EXERCISE GOAL -> Repeat all of the material below exactly as written, images excluded.

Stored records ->
· · ·

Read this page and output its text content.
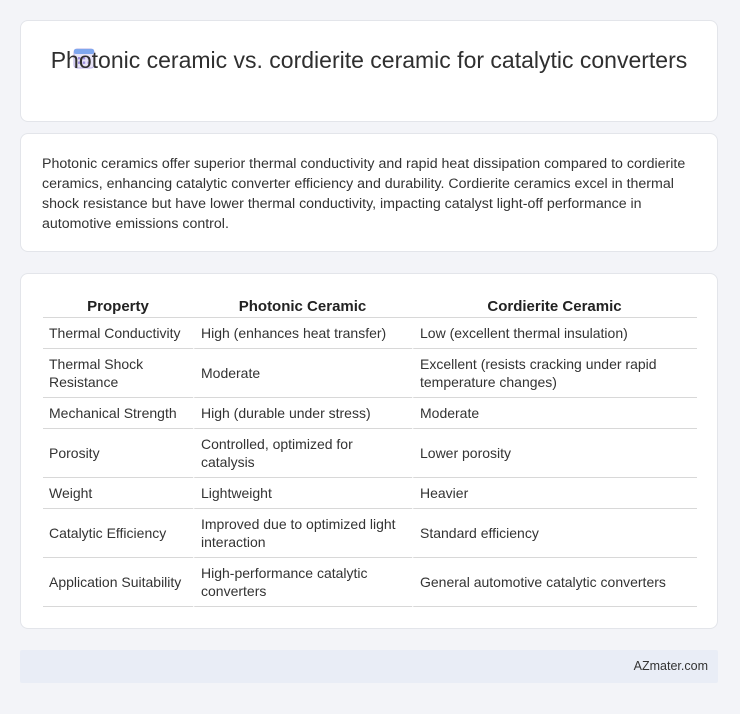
Photonic ceramic vs. cordierite ceramic for catalytic converters
Photonic ceramics offer superior thermal conductivity and rapid heat dissipation compared to cordierite ceramics, enhancing catalytic converter efficiency and durability. Cordierite ceramics excel in thermal shock resistance but have lower thermal conductivity, impacting catalyst light-off performance in automotive emissions control.
Property	Photonic Ceramic	Cordierite Ceramic
Thermal Conductivity	High (enhances heat transfer)	Low (excellent thermal insulation)
Thermal Shock Resistance	Moderate	Excellent (resists cracking under rapid temperature changes)
Mechanical Strength	High (durable under stress)	Moderate
Porosity	Controlled, optimized for catalysis	Lower porosity
Weight	Lightweight	Heavier
Catalytic Efficiency	Improved due to optimized light interaction	Standard efficiency
Application Suitability	High-performance catalytic converters	General automotive catalytic converters
AZmater.com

· · ·

WRITTEN ANSWER ->
Read this page and output its text content.
Photonic ceramic vs. cordierite ceramic for catalytic converters
Photonic ceramics offer superior thermal conductivity and rapid heat dissipation compared to cordierite ceramics, enhancing catalytic converter efficiency and durability. Cordierite ceramics excel in thermal shock resistance but have lower thermal conductivity, impacting catalyst light-off performance in automotive emissions control.
Property	Photonic Ceramic	Cordierite Ceramic
Thermal Conductivity	High (enhances heat transfer)	Low (excellent thermal insulation)
Thermal Shock Resistance	Moderate	Excellent (resists cracking under rapid temperature changes)
Mechanical Strength	High (durable under stress)	Moderate
Porosity	Controlled, optimized for catalysis	Lower porosity
Weight	Lightweight	Heavier
Catalytic Efficiency	Improved due to optimized light interaction	Standard efficiency
Application Suitability	High-performance catalytic converters	General automotive catalytic converters
AZmater.com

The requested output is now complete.